● **INSTRUCTION**
The entries need to be copied exactly.

● **PROVIDED INFORMATION**
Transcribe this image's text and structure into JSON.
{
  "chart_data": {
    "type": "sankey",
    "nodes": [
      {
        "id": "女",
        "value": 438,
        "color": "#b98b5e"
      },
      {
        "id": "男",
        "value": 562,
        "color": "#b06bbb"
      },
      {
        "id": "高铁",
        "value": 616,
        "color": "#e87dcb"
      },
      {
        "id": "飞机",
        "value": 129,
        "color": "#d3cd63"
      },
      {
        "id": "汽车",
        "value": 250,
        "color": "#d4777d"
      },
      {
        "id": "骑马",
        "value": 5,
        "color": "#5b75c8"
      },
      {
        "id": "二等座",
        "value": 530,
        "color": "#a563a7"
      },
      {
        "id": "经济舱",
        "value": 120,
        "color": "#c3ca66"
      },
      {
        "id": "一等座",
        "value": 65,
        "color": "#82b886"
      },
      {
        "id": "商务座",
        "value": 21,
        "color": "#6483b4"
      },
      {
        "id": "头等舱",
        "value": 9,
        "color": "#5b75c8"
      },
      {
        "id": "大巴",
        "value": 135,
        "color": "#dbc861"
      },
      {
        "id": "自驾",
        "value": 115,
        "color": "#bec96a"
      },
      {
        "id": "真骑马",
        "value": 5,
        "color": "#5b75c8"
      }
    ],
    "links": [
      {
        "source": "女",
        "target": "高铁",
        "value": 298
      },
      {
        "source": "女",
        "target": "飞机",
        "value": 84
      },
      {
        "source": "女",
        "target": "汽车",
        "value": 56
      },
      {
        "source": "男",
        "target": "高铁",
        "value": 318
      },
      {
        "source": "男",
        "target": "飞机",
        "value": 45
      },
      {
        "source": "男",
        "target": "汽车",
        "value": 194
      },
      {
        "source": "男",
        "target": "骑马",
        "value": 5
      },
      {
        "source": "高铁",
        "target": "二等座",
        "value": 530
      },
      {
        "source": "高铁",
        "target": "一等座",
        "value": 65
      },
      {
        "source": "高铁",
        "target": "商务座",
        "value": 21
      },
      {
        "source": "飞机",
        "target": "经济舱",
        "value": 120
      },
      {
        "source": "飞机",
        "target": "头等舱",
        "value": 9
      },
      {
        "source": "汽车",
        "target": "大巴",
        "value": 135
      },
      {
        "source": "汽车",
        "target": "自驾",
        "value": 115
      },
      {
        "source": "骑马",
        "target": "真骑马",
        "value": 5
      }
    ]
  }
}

● **FINISHED EXERCISE**
Transcribe this image's text and structure into JSON.
{
  "chart_data": {
    "type": "sankey",
    "nodes": [
      {
        "id": "女",
        "value": 438,
        "color": "#b98b5e"
      },
      {
        "id": "男",
        "value": 562,
        "color": "#b06bbb"
      },
      {
        "id": "高铁",
        "value": 616,
        "color": "#e87dcb"
      },
      {
        "id": "飞机",
        "value": 129,
        "color": "#d3cd63"
      },
      {
        "id": "汽车",
        "value": 250,
        "color": "#d4777d"
      },
      {
        "id": "骑马",
        "value": 5,
        "color": "#5b75c8"
      },
      {
        "id": "二等座",
        "value": 530,
        "color": "#a563a7"
      },
      {
        "id": "经济舱",
        "value": 120,
        "color": "#c3ca66"
      },
      {
        "id": "一等座",
        "value": 65,
        "color": "#82b886"
      },
      {
        "id": "商务座",
        "value": 21,
        "color": "#6483b4"
      },
      {
        "id": "头等舱",
        "value": 9,
        "color": "#5b75c8"
      },
      {
        "id": "大巴",
        "value": 135,
        "color": "#dbc861"
      },
      {
        "id": "自驾",
        "value": 115,
        "color": "#bec96a"
      },
      {
        "id": "真骑马",
        "value": 5,
        "color": "#5b75c8"
      }
    ],
    "links": [
      {
        "source": "女",
        "target": "高铁",
        "value": 298
      },
      {
        "source": "女",
        "target": "飞机",
        "value": 84
      },
      {
        "source": "女",
        "target": "汽车",
        "value": 56
      },
      {
        "source": "男",
        "target": "高铁",
        "value": 318
      },
      {
        "source": "男",
        "target": "飞机",
        "value": 45
      },
      {
        "source": "男",
        "target": "汽车",
        "value": 194
      },
      {
        "source": "男",
        "target": "骑马",
        "value": 5
      },
      {
        "source": "高铁",
        "target": "二等座",
        "value": 530
      },
      {
        "source": "高铁",
        "target": "一等座",
        "value": 65
      },
      {
        "source": "高铁",
        "target": "商务座",
        "value": 21
      },
      {
        "source": "飞机",
        "target": "经济舱",
        "value": 120
      },
      {
        "source": "飞机",
        "target": "头等舱",
        "value": 9
      },
      {
        "source": "汽车",
        "target": "大巴",
        "value": 135
      },
      {
        "source": "汽车",
        "target": "自驾",
        "value": 115
      },
      {
        "source": "骑马",
        "target": "真骑马",
        "value": 5
      }
    ]
  }
}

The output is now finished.